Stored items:

-=-=-=-=-

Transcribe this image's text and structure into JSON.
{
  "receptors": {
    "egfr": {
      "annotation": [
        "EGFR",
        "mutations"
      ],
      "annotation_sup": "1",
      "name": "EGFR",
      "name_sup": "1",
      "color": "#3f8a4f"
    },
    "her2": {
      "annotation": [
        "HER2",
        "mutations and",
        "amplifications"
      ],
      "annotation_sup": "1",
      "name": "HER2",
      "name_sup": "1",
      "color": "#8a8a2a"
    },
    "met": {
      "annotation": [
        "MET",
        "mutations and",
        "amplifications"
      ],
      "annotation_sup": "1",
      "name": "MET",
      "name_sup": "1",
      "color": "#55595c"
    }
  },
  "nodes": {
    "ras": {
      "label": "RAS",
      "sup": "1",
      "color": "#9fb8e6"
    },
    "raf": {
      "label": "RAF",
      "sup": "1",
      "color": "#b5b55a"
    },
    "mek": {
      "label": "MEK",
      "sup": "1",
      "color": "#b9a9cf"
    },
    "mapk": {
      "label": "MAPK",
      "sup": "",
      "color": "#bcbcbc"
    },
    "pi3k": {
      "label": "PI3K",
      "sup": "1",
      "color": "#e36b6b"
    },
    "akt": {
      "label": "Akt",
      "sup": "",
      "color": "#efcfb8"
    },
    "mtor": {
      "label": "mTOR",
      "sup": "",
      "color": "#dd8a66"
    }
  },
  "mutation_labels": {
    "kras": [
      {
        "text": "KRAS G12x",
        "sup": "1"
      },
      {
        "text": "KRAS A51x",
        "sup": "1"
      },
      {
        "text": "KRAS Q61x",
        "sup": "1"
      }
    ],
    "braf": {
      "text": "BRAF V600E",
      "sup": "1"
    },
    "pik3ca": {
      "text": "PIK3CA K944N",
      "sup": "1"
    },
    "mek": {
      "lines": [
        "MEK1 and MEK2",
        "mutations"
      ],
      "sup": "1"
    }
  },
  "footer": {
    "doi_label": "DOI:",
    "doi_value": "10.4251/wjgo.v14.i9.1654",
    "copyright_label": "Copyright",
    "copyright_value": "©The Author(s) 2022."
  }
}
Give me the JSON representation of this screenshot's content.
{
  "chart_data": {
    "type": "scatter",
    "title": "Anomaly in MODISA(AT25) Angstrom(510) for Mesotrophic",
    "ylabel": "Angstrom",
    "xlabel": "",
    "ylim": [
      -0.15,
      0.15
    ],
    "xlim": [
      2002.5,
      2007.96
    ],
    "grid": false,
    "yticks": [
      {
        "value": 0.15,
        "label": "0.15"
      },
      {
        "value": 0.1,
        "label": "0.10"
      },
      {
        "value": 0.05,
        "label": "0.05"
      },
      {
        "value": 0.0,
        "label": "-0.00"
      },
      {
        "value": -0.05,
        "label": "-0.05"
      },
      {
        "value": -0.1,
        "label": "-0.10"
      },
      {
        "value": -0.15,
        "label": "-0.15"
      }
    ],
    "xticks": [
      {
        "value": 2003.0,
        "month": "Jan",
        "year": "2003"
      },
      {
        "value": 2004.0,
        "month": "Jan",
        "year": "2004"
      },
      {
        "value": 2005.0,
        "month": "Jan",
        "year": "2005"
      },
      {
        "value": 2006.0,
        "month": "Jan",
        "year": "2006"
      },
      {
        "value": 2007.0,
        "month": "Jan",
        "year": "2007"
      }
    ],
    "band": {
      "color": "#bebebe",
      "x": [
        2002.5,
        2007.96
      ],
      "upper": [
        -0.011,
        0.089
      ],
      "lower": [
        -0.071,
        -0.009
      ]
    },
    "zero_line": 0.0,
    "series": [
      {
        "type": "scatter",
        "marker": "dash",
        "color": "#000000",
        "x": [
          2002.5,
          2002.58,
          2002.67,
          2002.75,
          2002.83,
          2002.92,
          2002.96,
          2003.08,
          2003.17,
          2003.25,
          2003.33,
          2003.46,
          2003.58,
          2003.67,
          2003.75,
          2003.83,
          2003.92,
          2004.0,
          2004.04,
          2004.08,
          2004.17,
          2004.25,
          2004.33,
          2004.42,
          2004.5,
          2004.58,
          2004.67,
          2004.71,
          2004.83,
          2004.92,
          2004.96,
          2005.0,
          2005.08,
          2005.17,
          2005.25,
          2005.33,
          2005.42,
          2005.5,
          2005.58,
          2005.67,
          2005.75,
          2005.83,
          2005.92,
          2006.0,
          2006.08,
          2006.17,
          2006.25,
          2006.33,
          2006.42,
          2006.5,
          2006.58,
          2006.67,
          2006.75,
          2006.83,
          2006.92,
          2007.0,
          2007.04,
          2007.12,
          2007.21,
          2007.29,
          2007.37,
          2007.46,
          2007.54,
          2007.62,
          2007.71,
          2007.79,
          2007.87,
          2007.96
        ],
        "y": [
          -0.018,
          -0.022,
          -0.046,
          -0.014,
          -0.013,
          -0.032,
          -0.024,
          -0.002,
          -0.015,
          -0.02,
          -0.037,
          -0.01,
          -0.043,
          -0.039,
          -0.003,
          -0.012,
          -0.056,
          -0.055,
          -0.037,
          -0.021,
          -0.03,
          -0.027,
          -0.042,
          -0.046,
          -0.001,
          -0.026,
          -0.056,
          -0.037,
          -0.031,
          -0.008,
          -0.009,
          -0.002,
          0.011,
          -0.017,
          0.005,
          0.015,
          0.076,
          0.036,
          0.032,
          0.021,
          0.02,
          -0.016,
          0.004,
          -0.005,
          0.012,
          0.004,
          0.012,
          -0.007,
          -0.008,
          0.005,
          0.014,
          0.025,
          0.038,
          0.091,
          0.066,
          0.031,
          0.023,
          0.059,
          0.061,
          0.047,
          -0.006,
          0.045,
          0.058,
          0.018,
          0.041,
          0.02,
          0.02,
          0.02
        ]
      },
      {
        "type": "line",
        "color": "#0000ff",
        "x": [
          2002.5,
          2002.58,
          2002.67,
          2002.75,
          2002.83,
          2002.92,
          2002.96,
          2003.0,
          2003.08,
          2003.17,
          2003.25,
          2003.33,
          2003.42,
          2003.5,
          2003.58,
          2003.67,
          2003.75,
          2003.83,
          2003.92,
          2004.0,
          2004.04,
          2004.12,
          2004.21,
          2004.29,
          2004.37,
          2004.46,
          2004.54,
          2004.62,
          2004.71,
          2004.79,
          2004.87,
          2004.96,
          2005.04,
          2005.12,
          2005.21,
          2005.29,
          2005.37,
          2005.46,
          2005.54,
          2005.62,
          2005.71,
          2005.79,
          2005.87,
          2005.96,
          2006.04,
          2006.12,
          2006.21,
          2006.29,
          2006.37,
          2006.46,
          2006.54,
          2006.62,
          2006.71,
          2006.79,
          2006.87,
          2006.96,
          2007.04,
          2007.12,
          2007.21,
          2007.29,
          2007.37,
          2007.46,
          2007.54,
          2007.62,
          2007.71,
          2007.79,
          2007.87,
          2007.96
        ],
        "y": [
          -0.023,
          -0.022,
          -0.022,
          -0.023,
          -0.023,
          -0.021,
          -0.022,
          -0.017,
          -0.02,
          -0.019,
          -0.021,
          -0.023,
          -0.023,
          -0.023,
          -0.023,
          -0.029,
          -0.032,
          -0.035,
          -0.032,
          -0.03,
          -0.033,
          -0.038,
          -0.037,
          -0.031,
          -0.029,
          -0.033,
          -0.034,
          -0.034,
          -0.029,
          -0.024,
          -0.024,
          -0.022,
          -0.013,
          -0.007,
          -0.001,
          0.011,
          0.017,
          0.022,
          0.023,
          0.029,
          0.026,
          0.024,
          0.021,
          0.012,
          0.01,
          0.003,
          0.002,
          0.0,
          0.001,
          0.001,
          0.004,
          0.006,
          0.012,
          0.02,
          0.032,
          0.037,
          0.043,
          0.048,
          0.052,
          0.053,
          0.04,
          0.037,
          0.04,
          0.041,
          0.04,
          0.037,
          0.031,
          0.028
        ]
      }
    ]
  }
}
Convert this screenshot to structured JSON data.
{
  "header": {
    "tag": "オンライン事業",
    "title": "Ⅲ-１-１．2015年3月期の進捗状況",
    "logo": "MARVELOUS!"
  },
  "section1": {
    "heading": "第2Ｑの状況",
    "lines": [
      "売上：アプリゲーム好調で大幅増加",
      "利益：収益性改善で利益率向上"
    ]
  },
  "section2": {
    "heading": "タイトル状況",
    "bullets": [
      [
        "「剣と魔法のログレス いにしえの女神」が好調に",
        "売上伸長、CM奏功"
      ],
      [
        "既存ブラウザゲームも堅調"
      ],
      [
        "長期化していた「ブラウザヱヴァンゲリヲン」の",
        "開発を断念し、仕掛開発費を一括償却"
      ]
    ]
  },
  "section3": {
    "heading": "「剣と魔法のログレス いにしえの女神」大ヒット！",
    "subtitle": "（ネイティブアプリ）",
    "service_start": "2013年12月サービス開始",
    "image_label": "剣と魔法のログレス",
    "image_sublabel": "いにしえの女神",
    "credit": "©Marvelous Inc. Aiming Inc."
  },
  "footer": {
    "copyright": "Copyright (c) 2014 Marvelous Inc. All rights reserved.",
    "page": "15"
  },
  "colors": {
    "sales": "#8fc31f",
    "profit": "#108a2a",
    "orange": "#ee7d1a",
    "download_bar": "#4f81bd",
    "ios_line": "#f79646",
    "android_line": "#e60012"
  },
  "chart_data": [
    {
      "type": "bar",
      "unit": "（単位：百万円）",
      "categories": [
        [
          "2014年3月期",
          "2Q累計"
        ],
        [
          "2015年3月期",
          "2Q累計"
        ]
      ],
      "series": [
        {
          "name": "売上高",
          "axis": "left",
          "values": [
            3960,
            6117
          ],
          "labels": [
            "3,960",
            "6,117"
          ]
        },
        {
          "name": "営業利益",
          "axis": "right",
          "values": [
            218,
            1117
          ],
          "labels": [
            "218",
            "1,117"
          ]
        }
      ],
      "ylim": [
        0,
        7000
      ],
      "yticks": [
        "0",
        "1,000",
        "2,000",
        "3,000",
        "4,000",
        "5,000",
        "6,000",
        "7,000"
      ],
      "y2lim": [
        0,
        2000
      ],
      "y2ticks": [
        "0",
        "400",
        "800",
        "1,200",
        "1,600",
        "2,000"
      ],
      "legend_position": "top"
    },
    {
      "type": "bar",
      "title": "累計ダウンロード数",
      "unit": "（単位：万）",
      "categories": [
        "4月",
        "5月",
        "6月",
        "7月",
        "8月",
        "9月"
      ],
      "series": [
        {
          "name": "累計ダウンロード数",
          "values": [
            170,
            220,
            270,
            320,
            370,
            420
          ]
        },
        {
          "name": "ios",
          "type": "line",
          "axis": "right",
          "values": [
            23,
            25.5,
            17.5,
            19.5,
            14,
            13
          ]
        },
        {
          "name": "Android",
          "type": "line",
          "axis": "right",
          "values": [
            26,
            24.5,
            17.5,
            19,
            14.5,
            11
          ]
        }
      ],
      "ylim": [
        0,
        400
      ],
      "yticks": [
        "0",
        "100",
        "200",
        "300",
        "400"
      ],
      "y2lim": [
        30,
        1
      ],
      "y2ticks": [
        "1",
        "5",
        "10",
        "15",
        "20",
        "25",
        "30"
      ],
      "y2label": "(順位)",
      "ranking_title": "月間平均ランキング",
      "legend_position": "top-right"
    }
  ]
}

-=-=-=-=-

Tally up the lines of the listing containing the word "Angstrom". Give only the total.

**Output**
2